Exercise description
Repeat the records below exactly.

Records to process
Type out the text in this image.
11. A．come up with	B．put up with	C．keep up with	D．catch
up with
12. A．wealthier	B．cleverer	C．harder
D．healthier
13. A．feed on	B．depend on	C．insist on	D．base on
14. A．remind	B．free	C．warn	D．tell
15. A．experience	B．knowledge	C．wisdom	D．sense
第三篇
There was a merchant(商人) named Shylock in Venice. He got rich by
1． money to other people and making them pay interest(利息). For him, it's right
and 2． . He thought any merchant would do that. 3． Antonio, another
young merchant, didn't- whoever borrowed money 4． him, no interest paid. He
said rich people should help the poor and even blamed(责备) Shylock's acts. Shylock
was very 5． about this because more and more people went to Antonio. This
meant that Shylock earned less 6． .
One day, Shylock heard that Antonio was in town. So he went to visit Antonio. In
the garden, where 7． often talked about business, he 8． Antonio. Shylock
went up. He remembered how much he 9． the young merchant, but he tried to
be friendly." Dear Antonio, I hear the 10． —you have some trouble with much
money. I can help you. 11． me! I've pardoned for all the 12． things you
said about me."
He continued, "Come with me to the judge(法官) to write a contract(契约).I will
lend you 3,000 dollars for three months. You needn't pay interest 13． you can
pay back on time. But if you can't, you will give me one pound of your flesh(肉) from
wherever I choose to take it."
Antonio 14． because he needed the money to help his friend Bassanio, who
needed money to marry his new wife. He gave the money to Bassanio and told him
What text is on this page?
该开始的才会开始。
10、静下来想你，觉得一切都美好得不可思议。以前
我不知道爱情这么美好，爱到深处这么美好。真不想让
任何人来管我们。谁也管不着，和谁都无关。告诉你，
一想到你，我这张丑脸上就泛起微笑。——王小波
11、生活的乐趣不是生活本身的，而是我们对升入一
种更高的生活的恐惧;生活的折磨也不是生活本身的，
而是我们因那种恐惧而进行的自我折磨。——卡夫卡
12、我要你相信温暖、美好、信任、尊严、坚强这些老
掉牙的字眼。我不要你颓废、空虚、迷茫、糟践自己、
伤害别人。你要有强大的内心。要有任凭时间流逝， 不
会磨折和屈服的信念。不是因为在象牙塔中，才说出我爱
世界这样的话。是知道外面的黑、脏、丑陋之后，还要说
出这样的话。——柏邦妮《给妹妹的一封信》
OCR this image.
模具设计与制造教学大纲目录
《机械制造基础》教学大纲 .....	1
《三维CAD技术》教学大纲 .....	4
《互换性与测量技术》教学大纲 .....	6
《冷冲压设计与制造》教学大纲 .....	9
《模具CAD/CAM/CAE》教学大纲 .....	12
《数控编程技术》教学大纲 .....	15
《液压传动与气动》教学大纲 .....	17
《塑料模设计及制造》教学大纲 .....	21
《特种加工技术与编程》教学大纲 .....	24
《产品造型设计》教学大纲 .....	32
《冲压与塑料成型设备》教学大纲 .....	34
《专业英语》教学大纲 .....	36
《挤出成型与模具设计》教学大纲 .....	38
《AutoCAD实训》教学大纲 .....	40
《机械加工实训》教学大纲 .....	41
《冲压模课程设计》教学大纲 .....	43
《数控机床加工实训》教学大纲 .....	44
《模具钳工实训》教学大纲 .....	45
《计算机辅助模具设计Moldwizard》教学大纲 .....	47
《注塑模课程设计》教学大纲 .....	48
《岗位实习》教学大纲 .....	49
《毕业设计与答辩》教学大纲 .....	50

Final result
Type out the text in this image.
11. A．come up with	B．put up with	C．keep up with	D．catch
up with
12. A．wealthier	B．cleverer	C．harder
D．healthier
13. A．feed on	B．depend on	C．insist on	D．base on
14. A．remind	B．free	C．warn	D．tell
15. A．experience	B．knowledge	C．wisdom	D．sense
第三篇
There was a merchant(商人) named Shylock in Venice. He got rich by
1． money to other people and making them pay interest(利息). For him, it's right
and 2． . He thought any merchant would do that. 3． Antonio, another
young merchant, didn't- whoever borrowed money 4． him, no interest paid. He
said rich people should help the poor and even blamed(责备) Shylock's acts. Shylock
was very 5． about this because more and more people went to Antonio. This
meant that Shylock earned less 6． .
One day, Shylock heard that Antonio was in town. So he went to visit Antonio. In
the garden, where 7． often talked about business, he 8． Antonio. Shylock
went up. He remembered how much he 9． the young merchant, but he tried to
be friendly." Dear Antonio, I hear the 10． —you have some trouble with much
money. I can help you. 11． me! I've pardoned for all the 12． things you
said about me."
He continued, "Come with me to the judge(法官) to write a contract(契约).I will
lend you 3,000 dollars for three months. You needn't pay interest 13． you can
pay back on time. But if you can't, you will give me one pound of your flesh(肉) from
wherever I choose to take it."
Antonio 14． because he needed the money to help his friend Bassanio, who
needed money to marry his new wife. He gave the money to Bassanio and told him
What text is on this page?
该开始的才会开始。
10、静下来想你，觉得一切都美好得不可思议。以前
我不知道爱情这么美好，爱到深处这么美好。真不想让
任何人来管我们。谁也管不着，和谁都无关。告诉你，
一想到你，我这张丑脸上就泛起微笑。——王小波
11、生活的乐趣不是生活本身的，而是我们对升入一
种更高的生活的恐惧;生活的折磨也不是生活本身的，
而是我们因那种恐惧而进行的自我折磨。——卡夫卡
12、我要你相信温暖、美好、信任、尊严、坚强这些老
掉牙的字眼。我不要你颓废、空虚、迷茫、糟践自己、
伤害别人。你要有强大的内心。要有任凭时间流逝， 不
会磨折和屈服的信念。不是因为在象牙塔中，才说出我爱
世界这样的话。是知道外面的黑、脏、丑陋之后，还要说
出这样的话。——柏邦妮《给妹妹的一封信》
OCR this image.
模具设计与制造教学大纲目录
《机械制造基础》教学大纲 .....	1
《三维CAD技术》教学大纲 .....	4
《互换性与测量技术》教学大纲 .....	6
《冷冲压设计与制造》教学大纲 .....	9
《模具CAD/CAM/CAE》教学大纲 .....	12
《数控编程技术》教学大纲 .....	15
《液压传动与气动》教学大纲 .....	17
《塑料模设计及制造》教学大纲 .....	21
《特种加工技术与编程》教学大纲 .....	24
《产品造型设计》教学大纲 .....	32
《冲压与塑料成型设备》教学大纲 .....	34
《专业英语》教学大纲 .....	36
《挤出成型与模具设计》教学大纲 .....	38
《AutoCAD实训》教学大纲 .....	40
《机械加工实训》教学大纲 .....	41
《冲压模课程设计》教学大纲 .....	43
《数控机床加工实训》教学大纲 .....	44
《模具钳工实训》教学大纲 .....	45
《计算机辅助模具设计Moldwizard》教学大纲 .....	47
《注塑模课程设计》教学大纲 .....	48
《岗位实习》教学大纲 .....	49
《毕业设计与答辩》教学大纲 .....	50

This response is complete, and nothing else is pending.